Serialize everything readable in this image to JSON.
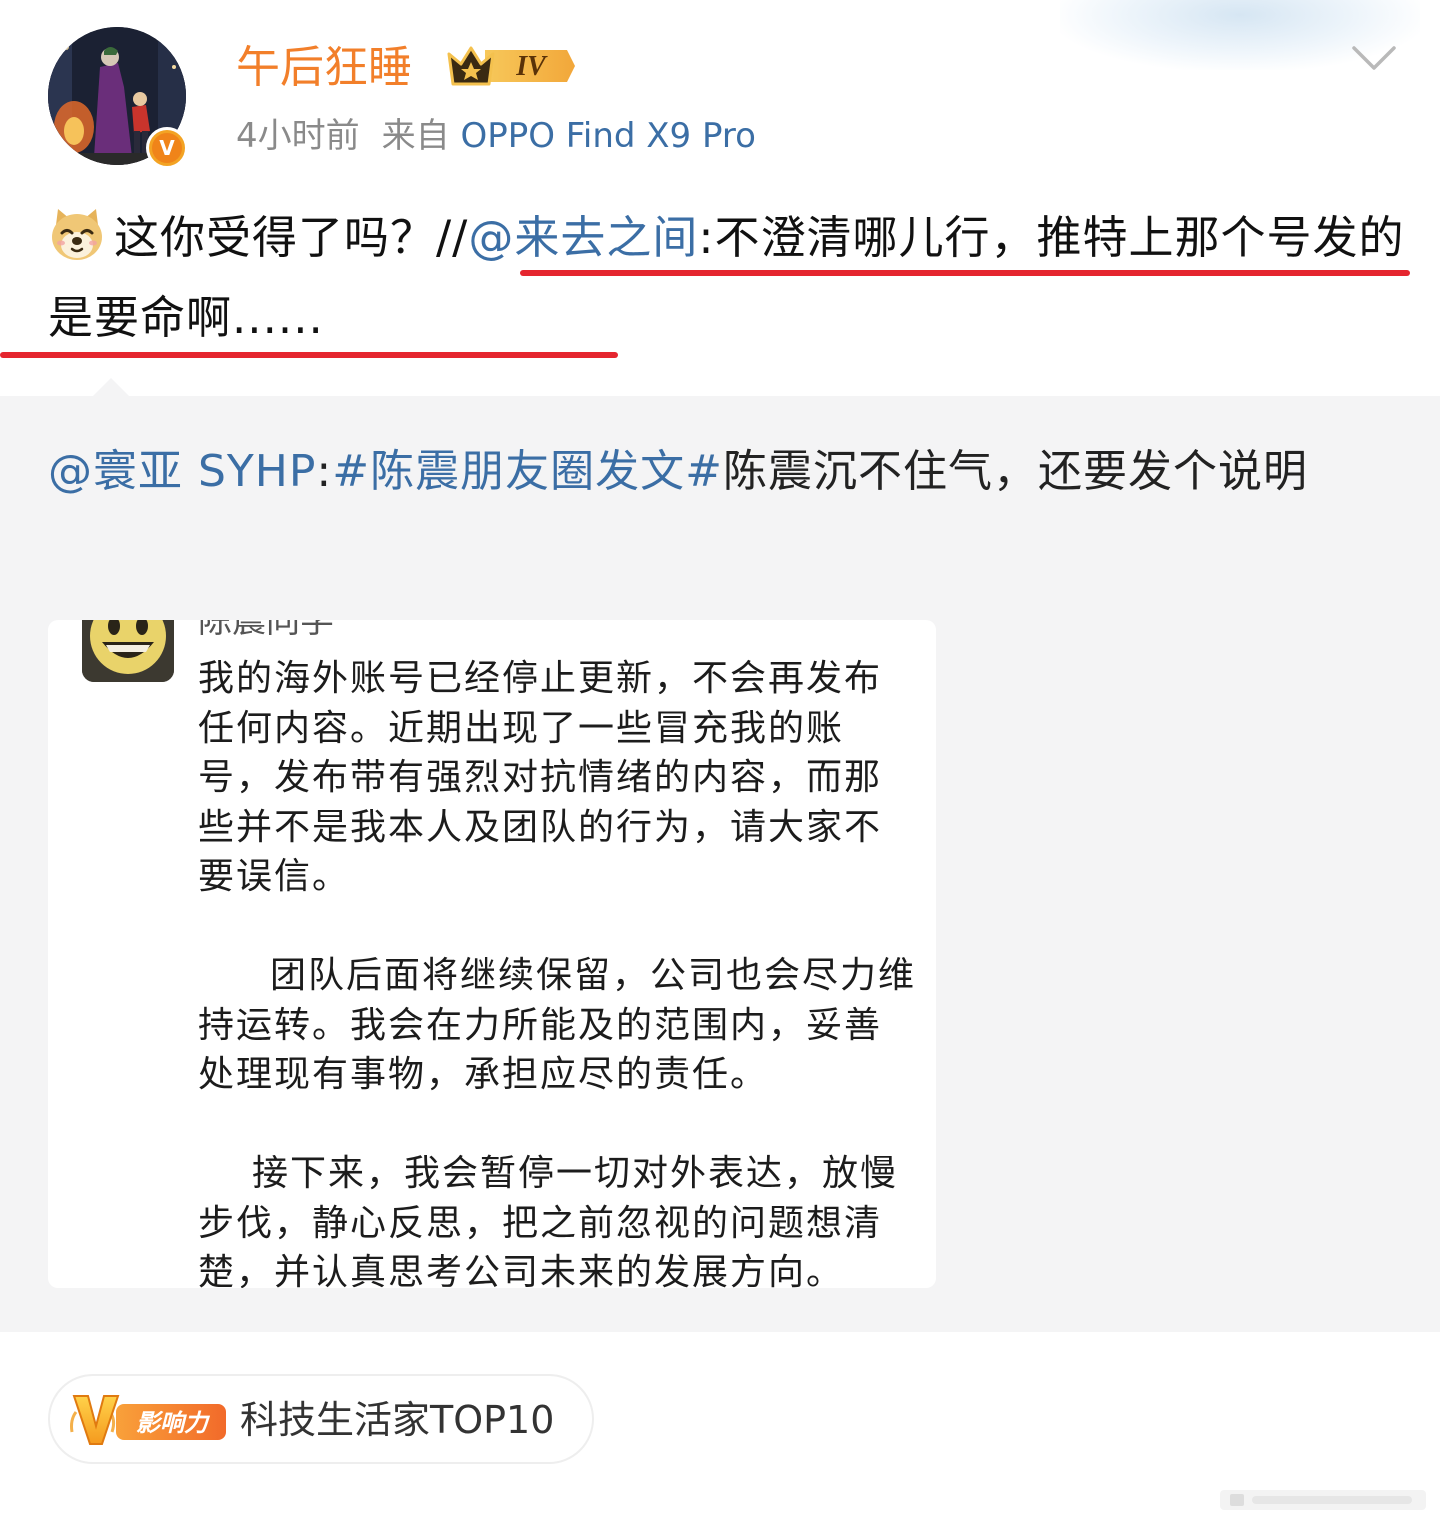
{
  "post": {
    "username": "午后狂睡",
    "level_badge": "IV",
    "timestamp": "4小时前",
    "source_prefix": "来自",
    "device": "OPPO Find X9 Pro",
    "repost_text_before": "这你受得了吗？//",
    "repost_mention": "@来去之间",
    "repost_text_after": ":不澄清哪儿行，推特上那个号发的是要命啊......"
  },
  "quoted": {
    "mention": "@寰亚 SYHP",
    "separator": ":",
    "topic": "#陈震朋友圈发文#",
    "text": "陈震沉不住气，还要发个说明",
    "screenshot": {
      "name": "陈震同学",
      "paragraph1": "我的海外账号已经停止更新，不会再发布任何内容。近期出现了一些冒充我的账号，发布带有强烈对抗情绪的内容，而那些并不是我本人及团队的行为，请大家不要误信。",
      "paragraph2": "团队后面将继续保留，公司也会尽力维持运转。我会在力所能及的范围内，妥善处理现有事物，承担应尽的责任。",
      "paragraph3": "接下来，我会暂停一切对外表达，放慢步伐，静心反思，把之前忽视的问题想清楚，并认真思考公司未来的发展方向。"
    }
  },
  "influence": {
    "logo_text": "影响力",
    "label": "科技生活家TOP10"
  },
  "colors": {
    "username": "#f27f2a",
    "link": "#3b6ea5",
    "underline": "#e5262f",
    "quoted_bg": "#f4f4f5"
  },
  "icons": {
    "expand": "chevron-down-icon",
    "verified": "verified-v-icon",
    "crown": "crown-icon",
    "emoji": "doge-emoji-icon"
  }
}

▸ REQUEST: Reproduce each entry precisely, dropping only the pictures.

▸ ANSWER TO THE TASK:
Serialize everything readable in this image to JSON.
{
  "post": {
    "username": "午后狂睡",
    "level_badge": "IV",
    "timestamp": "4小时前",
    "source_prefix": "来自",
    "device": "OPPO Find X9 Pro",
    "repost_text_before": "这你受得了吗？//",
    "repost_mention": "@来去之间",
    "repost_text_after": ":不澄清哪儿行，推特上那个号发的是要命啊......"
  },
  "quoted": {
    "mention": "@寰亚 SYHP",
    "separator": ":",
    "topic": "#陈震朋友圈发文#",
    "text": "陈震沉不住气，还要发个说明",
    "screenshot": {
      "name": "陈震同学",
      "paragraph1": "我的海外账号已经停止更新，不会再发布任何内容。近期出现了一些冒充我的账号，发布带有强烈对抗情绪的内容，而那些并不是我本人及团队的行为，请大家不要误信。",
      "paragraph2": "团队后面将继续保留，公司也会尽力维持运转。我会在力所能及的范围内，妥善处理现有事物，承担应尽的责任。",
      "paragraph3": "接下来，我会暂停一切对外表达，放慢步伐，静心反思，把之前忽视的问题想清楚，并认真思考公司未来的发展方向。"
    }
  },
  "influence": {
    "logo_text": "影响力",
    "label": "科技生活家TOP10"
  },
  "colors": {
    "username": "#f27f2a",
    "link": "#3b6ea5",
    "underline": "#e5262f",
    "quoted_bg": "#f4f4f5"
  },
  "icons": {
    "expand": "chevron-down-icon",
    "verified": "verified-v-icon",
    "crown": "crown-icon",
    "emoji": "doge-emoji-icon"
  }
}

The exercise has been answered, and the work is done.